(Short exercise): Count the lines in the records below that contain the word "label", and give only that number.

(Material for this exercise):
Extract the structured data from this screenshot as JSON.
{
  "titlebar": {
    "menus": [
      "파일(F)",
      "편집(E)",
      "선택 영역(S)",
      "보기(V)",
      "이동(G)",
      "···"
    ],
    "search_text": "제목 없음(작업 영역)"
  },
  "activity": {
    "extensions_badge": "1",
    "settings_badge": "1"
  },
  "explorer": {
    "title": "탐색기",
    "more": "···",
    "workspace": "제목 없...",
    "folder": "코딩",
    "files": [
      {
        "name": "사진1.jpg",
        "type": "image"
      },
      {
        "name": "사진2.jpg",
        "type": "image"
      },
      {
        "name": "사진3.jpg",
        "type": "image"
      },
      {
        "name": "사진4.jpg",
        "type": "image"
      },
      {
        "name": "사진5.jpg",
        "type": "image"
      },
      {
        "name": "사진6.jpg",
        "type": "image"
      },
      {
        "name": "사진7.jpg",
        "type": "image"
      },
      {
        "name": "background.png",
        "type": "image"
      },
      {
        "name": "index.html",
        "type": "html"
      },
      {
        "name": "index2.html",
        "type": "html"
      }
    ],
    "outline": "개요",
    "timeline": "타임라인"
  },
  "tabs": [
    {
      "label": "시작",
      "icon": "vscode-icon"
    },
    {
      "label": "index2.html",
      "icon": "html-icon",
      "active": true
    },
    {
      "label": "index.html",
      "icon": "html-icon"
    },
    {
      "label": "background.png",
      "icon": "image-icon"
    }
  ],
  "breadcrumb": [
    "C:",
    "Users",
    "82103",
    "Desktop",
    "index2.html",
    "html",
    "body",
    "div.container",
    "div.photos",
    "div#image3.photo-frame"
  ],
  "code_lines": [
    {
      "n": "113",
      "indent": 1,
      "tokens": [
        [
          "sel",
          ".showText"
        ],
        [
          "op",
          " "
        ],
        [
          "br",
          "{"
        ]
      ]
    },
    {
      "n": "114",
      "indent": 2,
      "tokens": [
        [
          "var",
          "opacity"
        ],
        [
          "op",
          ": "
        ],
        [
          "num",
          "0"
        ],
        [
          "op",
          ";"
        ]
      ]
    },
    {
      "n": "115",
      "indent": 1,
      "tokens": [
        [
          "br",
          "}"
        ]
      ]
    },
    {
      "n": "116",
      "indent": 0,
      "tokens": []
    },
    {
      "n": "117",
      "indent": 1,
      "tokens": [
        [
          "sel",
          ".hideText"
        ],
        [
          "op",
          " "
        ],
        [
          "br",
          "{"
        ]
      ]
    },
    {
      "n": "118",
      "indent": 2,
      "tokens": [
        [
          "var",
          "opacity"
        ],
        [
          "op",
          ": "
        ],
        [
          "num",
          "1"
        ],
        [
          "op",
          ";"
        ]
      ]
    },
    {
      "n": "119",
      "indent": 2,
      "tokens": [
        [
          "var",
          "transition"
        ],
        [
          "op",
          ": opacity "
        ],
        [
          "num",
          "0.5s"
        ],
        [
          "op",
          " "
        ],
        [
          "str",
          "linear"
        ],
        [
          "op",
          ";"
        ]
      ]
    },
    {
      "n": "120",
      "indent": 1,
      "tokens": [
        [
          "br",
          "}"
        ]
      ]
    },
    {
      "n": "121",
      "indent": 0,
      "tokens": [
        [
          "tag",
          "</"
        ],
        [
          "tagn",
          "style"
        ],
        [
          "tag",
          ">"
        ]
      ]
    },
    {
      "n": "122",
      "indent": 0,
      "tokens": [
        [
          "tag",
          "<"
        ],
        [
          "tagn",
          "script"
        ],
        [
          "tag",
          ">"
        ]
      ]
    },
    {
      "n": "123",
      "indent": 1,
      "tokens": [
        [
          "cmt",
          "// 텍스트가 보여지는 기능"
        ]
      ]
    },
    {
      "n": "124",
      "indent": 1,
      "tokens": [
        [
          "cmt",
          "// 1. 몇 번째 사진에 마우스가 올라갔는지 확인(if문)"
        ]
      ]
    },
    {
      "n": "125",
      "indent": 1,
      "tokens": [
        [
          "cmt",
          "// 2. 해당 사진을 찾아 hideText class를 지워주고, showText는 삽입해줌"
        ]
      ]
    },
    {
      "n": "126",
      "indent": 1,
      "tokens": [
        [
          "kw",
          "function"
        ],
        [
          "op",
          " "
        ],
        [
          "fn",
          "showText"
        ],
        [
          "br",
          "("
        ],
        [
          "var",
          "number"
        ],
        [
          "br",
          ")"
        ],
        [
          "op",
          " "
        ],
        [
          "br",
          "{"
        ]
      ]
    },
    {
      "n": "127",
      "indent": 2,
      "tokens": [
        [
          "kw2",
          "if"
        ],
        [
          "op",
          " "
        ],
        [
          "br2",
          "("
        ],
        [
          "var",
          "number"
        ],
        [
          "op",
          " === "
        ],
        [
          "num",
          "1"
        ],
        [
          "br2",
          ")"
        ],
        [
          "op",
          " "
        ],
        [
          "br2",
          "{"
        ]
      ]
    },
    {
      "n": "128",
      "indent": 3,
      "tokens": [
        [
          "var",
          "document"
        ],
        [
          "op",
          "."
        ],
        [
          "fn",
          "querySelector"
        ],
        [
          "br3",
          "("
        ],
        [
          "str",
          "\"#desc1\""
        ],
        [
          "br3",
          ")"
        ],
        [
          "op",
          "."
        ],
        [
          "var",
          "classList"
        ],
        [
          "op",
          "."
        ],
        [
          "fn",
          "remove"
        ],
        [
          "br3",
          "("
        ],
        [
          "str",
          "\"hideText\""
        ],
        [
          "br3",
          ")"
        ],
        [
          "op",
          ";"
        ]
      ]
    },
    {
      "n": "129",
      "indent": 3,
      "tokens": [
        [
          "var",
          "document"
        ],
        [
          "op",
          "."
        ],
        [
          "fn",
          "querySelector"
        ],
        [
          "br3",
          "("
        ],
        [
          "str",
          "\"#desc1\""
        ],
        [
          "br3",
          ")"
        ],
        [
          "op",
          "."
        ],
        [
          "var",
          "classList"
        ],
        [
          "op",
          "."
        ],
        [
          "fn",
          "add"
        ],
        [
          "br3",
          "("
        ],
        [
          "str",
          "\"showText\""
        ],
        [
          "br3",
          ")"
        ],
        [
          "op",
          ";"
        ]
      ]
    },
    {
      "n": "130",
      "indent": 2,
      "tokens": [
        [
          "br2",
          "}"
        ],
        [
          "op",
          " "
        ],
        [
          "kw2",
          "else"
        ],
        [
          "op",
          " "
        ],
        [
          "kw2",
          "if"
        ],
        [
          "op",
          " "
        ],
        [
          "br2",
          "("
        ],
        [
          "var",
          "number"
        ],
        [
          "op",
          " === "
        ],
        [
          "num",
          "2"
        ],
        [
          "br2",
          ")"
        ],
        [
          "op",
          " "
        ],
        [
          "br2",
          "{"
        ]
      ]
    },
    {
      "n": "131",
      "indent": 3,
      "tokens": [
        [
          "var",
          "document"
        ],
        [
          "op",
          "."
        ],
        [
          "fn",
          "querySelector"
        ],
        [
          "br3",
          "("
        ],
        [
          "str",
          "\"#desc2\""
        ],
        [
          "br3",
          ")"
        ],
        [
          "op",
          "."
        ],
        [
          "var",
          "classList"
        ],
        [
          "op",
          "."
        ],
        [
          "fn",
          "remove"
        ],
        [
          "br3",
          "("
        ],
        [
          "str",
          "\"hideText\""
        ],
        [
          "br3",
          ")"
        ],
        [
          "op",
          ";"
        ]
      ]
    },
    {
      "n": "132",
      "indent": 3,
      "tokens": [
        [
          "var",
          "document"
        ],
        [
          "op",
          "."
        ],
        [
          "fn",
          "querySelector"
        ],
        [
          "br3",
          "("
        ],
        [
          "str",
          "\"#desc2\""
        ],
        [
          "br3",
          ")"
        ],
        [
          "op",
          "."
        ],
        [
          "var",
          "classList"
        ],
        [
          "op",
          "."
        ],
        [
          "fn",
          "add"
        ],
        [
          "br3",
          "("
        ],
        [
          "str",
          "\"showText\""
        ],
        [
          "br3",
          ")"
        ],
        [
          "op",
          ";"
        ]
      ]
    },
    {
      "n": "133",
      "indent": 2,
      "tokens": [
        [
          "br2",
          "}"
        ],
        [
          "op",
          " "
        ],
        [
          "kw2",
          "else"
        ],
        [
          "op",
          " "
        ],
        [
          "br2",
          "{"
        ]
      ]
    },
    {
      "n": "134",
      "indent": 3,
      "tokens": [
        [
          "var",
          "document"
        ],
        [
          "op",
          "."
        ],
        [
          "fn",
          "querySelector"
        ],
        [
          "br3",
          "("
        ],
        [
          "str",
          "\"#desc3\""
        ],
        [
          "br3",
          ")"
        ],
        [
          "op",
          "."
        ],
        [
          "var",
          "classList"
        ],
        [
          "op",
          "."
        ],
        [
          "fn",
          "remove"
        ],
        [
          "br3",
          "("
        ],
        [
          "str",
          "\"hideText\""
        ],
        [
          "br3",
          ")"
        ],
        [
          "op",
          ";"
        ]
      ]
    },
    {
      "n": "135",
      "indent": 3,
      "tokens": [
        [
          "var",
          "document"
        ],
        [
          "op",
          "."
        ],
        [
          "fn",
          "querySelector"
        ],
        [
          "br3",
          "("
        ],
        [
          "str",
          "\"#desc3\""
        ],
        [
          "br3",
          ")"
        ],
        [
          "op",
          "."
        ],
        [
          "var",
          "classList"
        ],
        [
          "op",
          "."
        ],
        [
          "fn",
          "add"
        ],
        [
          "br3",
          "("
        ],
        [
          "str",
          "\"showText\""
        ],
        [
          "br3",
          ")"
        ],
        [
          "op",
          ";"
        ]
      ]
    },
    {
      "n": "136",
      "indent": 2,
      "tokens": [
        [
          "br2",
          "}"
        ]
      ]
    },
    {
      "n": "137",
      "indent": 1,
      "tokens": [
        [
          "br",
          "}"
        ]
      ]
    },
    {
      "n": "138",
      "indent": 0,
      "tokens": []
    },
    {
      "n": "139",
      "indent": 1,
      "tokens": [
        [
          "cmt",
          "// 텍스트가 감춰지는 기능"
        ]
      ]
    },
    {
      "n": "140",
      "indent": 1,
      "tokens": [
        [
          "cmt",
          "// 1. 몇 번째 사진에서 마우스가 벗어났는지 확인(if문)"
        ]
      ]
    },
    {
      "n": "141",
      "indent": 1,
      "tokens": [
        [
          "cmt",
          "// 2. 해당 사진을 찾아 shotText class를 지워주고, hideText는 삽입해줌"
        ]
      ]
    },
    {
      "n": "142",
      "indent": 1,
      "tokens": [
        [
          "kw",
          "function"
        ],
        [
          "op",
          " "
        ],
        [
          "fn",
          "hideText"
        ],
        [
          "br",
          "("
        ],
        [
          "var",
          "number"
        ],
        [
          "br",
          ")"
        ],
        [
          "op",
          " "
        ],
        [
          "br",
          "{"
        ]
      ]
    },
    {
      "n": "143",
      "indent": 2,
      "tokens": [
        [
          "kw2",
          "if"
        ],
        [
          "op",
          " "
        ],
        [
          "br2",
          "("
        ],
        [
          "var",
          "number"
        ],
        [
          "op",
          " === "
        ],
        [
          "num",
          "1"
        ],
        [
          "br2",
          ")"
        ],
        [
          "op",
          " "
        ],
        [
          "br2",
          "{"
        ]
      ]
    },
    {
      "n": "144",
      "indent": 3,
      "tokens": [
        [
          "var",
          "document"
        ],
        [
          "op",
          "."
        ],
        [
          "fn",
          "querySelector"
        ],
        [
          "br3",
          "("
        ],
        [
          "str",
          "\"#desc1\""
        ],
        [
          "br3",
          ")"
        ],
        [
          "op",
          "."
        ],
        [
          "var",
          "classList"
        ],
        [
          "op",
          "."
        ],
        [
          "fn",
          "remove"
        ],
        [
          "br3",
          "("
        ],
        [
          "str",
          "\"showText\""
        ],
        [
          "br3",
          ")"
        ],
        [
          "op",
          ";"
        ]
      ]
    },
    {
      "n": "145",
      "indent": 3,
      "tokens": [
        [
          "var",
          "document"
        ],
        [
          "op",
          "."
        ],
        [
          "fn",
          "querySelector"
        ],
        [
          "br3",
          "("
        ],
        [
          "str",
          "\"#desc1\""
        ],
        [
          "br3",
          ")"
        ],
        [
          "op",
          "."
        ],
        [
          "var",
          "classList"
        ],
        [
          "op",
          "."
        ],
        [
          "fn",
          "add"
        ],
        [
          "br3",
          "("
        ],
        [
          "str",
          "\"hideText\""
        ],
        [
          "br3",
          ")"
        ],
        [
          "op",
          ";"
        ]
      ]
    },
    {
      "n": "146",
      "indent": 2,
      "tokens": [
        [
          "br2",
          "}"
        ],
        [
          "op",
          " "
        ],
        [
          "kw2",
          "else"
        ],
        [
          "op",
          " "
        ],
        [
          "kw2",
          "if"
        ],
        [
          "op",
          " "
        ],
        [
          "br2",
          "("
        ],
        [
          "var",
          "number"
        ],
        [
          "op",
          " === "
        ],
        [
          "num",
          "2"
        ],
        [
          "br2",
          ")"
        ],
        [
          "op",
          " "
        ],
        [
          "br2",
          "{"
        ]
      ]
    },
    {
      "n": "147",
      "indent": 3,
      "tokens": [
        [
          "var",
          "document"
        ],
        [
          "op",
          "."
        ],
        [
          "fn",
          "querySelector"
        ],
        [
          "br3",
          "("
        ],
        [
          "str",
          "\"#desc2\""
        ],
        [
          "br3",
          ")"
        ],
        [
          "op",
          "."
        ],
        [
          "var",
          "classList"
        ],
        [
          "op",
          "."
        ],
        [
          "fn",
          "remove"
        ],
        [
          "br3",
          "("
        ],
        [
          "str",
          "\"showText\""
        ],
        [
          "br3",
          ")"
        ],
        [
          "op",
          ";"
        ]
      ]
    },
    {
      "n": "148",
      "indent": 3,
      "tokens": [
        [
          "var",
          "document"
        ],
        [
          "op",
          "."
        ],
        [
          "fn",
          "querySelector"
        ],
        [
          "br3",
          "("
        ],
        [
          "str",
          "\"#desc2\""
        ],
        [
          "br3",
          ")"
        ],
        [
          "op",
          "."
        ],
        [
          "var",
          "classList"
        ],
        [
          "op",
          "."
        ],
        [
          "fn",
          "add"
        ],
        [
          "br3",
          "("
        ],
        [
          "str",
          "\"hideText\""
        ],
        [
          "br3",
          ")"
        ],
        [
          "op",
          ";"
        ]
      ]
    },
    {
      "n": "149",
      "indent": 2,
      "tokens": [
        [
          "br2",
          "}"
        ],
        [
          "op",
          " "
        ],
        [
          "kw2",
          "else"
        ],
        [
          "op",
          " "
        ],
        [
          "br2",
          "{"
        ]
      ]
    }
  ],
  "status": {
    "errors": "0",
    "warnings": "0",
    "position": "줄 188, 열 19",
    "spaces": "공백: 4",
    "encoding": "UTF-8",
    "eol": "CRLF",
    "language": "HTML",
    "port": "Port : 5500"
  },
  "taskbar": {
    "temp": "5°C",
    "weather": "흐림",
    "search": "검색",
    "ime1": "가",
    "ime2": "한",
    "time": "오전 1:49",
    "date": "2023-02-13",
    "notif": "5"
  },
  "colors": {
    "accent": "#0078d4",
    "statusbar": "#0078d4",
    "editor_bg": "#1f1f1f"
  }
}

(Answer to the problem): 4